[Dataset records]
⟨

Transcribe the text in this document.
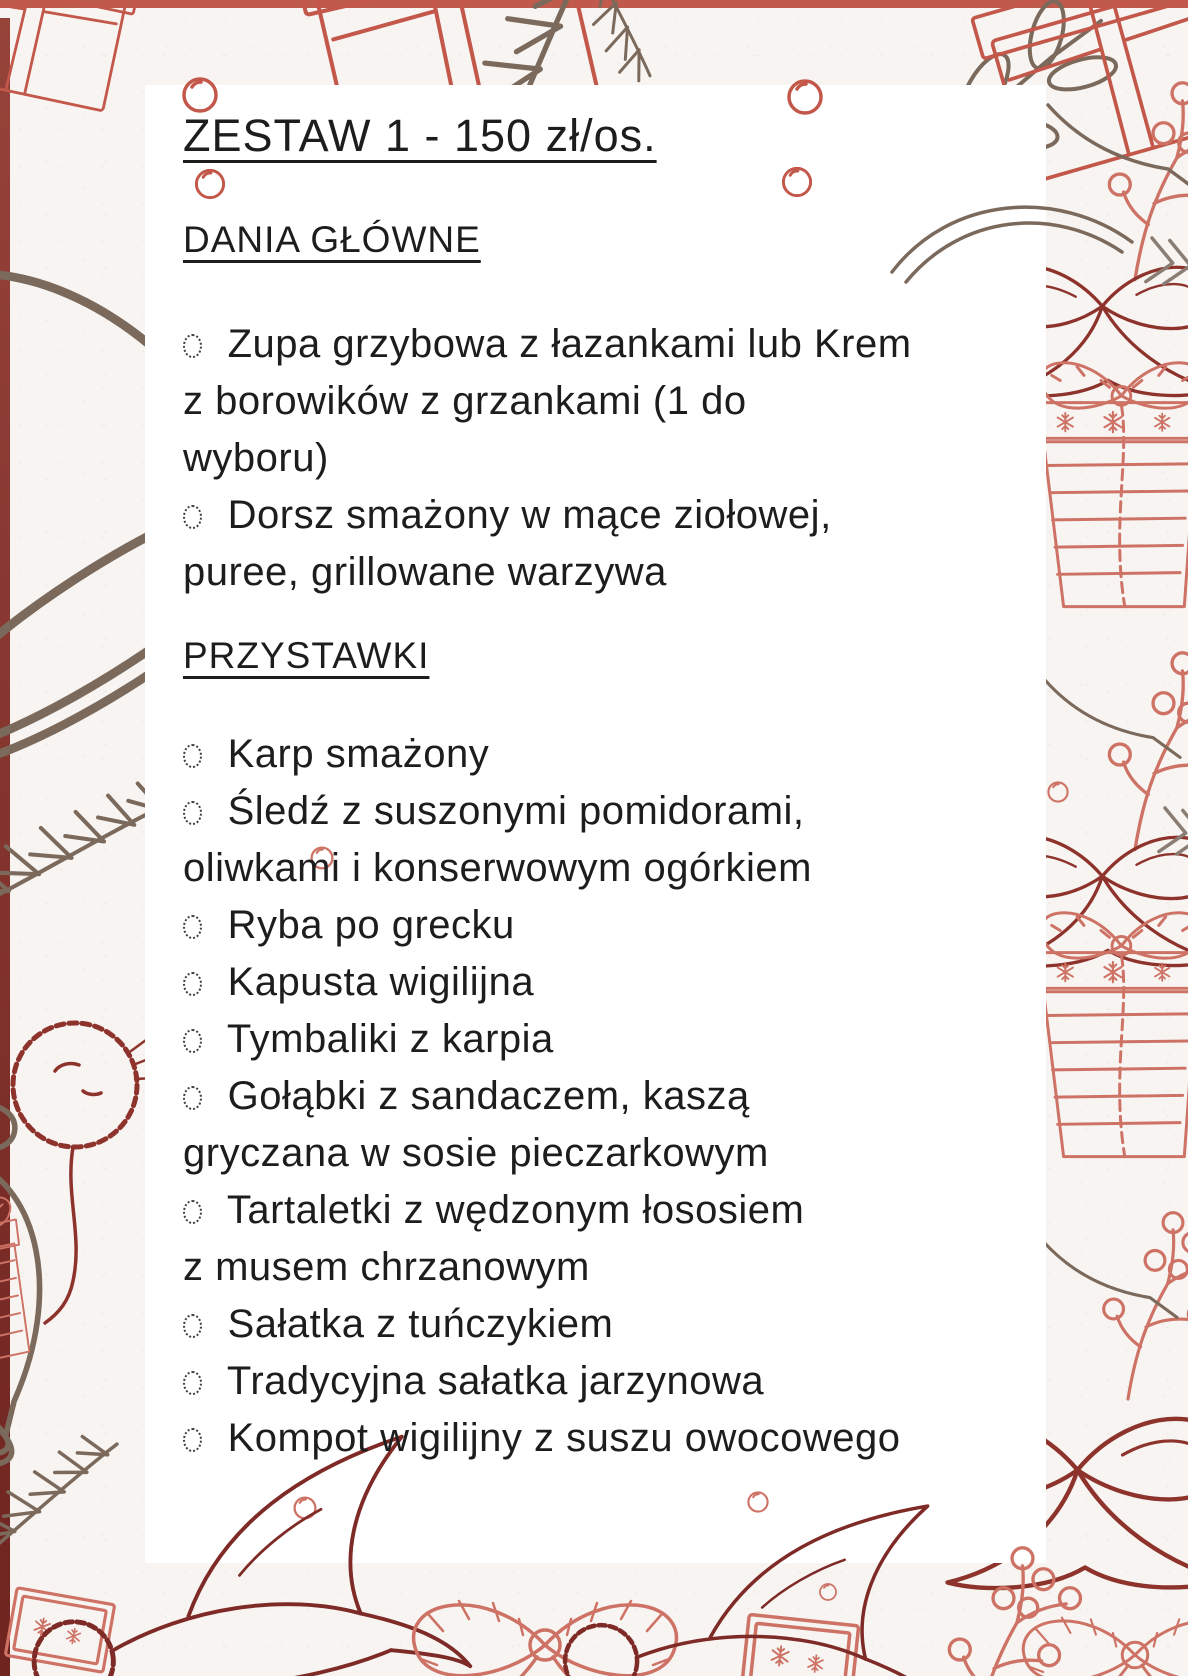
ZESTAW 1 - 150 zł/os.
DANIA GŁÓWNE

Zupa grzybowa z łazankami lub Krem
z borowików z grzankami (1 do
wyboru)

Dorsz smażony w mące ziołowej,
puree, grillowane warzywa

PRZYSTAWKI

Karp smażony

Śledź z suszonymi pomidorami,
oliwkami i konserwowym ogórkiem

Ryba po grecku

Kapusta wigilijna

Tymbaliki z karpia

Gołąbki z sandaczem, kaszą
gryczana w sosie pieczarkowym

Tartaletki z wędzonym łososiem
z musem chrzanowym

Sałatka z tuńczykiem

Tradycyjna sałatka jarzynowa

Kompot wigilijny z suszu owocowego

⟩

Write out every record above exactly as it stands, but leave out the pictures.

**Correct answer:**
Transcribe the text in this document.
ZESTAW 1 - 150 zł/os.
DANIA GŁÓWNE

Zupa grzybowa z łazankami lub Krem
z borowików z grzankami (1 do
wyboru)

Dorsz smażony w mące ziołowej,
puree, grillowane warzywa

PRZYSTAWKI

Karp smażony

Śledź z suszonymi pomidorami,
oliwkami i konserwowym ogórkiem

Ryba po grecku

Kapusta wigilijna

Tymbaliki z karpia

Gołąbki z sandaczem, kaszą
gryczana w sosie pieczarkowym

Tartaletki z wędzonym łososiem
z musem chrzanowym

Sałatka z tuńczykiem

Tradycyjna sałatka jarzynowa

Kompot wigilijny z suszu owocowego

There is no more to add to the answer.